## WHAT IS NEEDED:
Give every line from the entries that contains "time".

## TASK DATA:
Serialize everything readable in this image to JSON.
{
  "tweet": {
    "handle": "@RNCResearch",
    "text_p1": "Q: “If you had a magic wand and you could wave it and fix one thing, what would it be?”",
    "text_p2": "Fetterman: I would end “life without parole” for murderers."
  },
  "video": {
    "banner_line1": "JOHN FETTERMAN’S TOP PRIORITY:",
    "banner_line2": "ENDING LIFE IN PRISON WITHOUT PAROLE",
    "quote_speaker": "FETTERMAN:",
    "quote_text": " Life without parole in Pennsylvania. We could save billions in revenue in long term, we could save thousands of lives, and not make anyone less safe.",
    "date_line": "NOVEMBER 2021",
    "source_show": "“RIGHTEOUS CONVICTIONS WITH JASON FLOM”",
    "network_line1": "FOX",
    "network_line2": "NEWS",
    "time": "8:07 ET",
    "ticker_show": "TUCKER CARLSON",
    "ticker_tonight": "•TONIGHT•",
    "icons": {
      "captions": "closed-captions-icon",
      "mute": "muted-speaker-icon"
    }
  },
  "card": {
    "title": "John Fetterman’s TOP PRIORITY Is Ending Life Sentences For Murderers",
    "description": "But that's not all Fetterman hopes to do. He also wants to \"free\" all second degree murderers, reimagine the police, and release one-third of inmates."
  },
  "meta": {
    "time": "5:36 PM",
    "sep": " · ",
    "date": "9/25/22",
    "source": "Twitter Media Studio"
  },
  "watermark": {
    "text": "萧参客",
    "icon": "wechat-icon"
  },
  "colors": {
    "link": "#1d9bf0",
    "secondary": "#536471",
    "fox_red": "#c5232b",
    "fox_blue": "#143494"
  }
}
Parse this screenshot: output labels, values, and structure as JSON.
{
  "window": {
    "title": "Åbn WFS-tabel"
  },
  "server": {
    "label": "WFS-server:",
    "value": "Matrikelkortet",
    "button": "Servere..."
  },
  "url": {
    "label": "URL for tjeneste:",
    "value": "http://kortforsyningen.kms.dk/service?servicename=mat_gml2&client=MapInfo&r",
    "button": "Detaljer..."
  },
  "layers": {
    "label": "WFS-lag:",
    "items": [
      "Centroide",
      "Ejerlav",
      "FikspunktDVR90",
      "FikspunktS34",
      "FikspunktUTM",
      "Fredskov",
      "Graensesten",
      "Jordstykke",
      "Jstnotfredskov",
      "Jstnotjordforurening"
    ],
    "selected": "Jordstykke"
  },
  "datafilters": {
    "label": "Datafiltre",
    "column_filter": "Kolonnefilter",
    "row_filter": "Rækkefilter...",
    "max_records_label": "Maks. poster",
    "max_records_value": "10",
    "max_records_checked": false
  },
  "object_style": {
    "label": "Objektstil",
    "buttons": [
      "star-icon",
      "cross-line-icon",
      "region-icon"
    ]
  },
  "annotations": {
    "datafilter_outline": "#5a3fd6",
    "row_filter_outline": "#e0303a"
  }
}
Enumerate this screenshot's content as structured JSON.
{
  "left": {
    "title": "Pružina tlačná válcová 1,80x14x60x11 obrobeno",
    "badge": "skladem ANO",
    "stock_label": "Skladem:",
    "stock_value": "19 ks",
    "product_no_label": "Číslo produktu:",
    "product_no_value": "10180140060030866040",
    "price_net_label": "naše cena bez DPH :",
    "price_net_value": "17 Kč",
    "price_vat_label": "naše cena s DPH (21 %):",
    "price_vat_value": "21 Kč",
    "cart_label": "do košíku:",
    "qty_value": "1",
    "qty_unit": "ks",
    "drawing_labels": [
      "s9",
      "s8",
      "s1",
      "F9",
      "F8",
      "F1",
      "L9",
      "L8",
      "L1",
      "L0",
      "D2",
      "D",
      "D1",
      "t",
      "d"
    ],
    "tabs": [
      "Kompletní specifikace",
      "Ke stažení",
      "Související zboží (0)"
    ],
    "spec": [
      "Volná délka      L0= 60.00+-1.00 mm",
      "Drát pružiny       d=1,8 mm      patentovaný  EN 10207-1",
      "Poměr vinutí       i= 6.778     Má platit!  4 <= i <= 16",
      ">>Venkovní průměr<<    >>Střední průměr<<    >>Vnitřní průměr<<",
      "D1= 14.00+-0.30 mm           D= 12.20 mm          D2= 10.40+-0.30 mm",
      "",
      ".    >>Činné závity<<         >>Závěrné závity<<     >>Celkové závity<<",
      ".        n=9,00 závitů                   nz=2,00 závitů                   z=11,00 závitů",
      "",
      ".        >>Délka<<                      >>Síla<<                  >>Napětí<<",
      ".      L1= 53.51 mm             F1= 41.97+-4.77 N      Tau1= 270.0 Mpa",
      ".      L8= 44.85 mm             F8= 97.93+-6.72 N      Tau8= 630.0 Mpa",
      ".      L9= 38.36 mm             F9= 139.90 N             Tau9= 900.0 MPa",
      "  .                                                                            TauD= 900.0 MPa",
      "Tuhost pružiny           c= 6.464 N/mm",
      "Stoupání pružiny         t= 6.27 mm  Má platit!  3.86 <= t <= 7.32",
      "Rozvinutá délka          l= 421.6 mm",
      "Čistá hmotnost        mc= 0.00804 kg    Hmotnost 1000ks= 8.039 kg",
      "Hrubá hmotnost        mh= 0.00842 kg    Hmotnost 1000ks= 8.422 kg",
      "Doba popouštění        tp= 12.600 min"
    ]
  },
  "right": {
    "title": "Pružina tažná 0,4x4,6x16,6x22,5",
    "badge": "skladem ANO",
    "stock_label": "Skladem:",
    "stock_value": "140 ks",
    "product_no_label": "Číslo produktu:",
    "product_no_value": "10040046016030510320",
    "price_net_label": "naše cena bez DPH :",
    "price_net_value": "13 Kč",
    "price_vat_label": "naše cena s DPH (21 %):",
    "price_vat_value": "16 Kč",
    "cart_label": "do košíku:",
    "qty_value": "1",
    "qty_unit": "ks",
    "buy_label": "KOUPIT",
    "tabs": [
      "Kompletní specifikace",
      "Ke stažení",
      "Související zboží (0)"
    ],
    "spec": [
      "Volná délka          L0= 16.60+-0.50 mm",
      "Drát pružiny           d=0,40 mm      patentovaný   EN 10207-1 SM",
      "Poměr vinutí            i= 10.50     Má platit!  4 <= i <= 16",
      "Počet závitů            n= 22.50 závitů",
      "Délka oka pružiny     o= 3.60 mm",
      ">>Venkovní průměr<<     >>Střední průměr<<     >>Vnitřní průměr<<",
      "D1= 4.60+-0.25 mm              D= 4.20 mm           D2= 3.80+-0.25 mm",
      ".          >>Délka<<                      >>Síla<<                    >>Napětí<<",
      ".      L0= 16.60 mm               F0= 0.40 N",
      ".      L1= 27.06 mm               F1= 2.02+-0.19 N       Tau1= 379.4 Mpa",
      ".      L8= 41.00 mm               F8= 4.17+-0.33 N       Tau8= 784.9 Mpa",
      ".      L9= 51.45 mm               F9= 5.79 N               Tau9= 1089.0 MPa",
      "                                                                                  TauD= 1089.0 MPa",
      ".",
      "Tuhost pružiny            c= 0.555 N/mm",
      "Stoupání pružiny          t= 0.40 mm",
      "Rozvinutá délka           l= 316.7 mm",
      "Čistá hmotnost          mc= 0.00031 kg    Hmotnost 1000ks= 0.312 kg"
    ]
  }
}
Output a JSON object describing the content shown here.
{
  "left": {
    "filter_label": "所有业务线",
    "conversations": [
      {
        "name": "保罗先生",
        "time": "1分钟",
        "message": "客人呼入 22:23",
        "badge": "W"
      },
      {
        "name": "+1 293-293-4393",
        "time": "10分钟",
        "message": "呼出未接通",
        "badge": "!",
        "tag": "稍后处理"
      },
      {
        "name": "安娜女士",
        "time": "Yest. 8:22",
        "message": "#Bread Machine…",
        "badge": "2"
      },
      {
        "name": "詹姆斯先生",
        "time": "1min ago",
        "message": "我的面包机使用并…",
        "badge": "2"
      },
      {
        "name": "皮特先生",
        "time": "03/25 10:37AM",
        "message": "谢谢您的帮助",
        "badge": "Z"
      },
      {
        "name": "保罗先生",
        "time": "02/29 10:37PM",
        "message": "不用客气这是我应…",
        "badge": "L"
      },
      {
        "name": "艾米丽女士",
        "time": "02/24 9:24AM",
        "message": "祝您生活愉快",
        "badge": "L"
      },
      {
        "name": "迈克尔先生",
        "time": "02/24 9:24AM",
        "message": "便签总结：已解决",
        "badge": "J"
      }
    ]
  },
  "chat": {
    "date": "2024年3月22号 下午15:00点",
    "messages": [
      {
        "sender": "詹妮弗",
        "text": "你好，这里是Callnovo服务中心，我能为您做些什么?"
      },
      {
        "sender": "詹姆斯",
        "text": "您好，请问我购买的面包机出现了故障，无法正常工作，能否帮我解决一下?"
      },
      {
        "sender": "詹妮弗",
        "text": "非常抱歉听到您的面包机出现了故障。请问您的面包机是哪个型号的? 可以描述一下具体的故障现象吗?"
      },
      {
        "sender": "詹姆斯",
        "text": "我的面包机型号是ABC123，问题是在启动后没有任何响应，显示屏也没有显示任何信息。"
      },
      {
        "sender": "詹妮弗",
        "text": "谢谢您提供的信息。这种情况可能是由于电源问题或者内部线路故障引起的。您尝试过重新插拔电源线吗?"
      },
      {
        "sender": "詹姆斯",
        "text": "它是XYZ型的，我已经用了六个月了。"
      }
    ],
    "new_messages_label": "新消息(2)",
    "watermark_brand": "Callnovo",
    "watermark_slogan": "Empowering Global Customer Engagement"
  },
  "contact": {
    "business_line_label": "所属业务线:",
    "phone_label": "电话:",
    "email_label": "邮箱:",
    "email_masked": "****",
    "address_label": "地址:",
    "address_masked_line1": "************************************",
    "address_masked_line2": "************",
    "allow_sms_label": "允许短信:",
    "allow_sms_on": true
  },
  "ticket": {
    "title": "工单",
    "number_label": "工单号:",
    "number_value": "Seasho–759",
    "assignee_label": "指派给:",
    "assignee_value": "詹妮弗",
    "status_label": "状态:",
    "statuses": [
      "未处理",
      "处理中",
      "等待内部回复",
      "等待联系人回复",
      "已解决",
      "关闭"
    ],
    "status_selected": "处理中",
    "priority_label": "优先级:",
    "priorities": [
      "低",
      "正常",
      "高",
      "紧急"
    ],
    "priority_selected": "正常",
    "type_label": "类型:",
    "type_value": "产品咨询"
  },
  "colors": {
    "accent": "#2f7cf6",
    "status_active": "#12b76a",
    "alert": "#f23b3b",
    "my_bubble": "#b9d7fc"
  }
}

## WRITTEN SOLUTION:
    "time": "8:07 ET",
    "time": "5:36 PM",
        "time": "1分钟",
        "time": "10分钟",
        "time": "Yest. 8:22",
        "time": "1min ago",
        "time": "03/25 10:37AM",
        "time": "02/29 10:37PM",
        "time": "02/24 9:24AM",
        "time": "02/24 9:24AM",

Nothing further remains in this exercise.